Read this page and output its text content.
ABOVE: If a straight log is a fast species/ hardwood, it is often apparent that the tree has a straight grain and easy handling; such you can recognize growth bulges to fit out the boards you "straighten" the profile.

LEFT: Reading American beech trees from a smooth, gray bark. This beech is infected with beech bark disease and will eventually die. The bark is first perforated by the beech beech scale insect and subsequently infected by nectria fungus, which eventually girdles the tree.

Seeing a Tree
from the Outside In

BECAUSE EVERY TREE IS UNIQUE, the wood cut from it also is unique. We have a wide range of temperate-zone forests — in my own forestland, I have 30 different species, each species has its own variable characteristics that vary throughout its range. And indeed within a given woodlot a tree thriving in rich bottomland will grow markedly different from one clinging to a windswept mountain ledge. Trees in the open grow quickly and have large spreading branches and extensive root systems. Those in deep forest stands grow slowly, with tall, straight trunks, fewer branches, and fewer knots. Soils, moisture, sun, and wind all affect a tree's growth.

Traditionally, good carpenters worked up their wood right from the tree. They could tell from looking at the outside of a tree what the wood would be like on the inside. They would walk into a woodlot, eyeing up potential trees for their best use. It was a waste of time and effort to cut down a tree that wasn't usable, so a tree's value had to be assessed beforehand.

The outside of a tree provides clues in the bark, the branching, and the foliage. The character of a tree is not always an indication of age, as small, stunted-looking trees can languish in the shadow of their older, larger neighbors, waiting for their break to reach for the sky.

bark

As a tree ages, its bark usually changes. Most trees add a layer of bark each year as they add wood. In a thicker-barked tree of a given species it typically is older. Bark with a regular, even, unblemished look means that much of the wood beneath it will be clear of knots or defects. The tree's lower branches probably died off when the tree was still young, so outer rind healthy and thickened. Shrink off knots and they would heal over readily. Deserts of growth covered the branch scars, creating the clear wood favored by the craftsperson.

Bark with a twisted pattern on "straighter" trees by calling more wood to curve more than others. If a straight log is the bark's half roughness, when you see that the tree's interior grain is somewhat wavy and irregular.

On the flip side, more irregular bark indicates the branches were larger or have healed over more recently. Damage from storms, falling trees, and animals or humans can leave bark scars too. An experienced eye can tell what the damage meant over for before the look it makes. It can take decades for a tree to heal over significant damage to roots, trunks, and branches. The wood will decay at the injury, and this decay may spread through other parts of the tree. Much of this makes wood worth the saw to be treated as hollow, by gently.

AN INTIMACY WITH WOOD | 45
....
Every record above must be duplicated exactly.

■ The solution ■
Read this page and output its text content.
ABOVE: If a straight log is a fast species/ hardwood, it is often apparent that the tree has a straight grain and easy handling; such you can recognize growth bulges to fit out the boards you "straighten" the profile.

LEFT: Reading American beech trees from a smooth, gray bark. This beech is infected with beech bark disease and will eventually die. The bark is first perforated by the beech beech scale insect and subsequently infected by nectria fungus, which eventually girdles the tree.

Seeing a Tree
from the Outside In

BECAUSE EVERY TREE IS UNIQUE, the wood cut from it also is unique. We have a wide range of temperate-zone forests — in my own forestland, I have 30 different species, each species has its own variable characteristics that vary throughout its range. And indeed within a given woodlot a tree thriving in rich bottomland will grow markedly different from one clinging to a windswept mountain ledge. Trees in the open grow quickly and have large spreading branches and extensive root systems. Those in deep forest stands grow slowly, with tall, straight trunks, fewer branches, and fewer knots. Soils, moisture, sun, and wind all affect a tree's growth.

Traditionally, good carpenters worked up their wood right from the tree. They could tell from looking at the outside of a tree what the wood would be like on the inside. They would walk into a woodlot, eyeing up potential trees for their best use. It was a waste of time and effort to cut down a tree that wasn't usable, so a tree's value had to be assessed beforehand.

The outside of a tree provides clues in the bark, the branching, and the foliage. The character of a tree is not always an indication of age, as small, stunted-looking trees can languish in the shadow of their older, larger neighbors, waiting for their break to reach for the sky.

bark

As a tree ages, its bark usually changes. Most trees add a layer of bark each year as they add wood. In a thicker-barked tree of a given species it typically is older. Bark with a regular, even, unblemished look means that much of the wood beneath it will be clear of knots or defects. The tree's lower branches probably died off when the tree was still young, so outer rind healthy and thickened. Shrink off knots and they would heal over readily. Deserts of growth covered the branch scars, creating the clear wood favored by the craftsperson.

Bark with a twisted pattern on "straighter" trees by calling more wood to curve more than others. If a straight log is the bark's half roughness, when you see that the tree's interior grain is somewhat wavy and irregular.

On the flip side, more irregular bark indicates the branches were larger or have healed over more recently. Damage from storms, falling trees, and animals or humans can leave bark scars too. An experienced eye can tell what the damage meant over for before the look it makes. It can take decades for a tree to heal over significant damage to roots, trunks, and branches. The wood will decay at the injury, and this decay may spread through other parts of the tree. Much of this makes wood worth the saw to be treated as hollow, by gently.

AN INTIMACY WITH WOOD | 45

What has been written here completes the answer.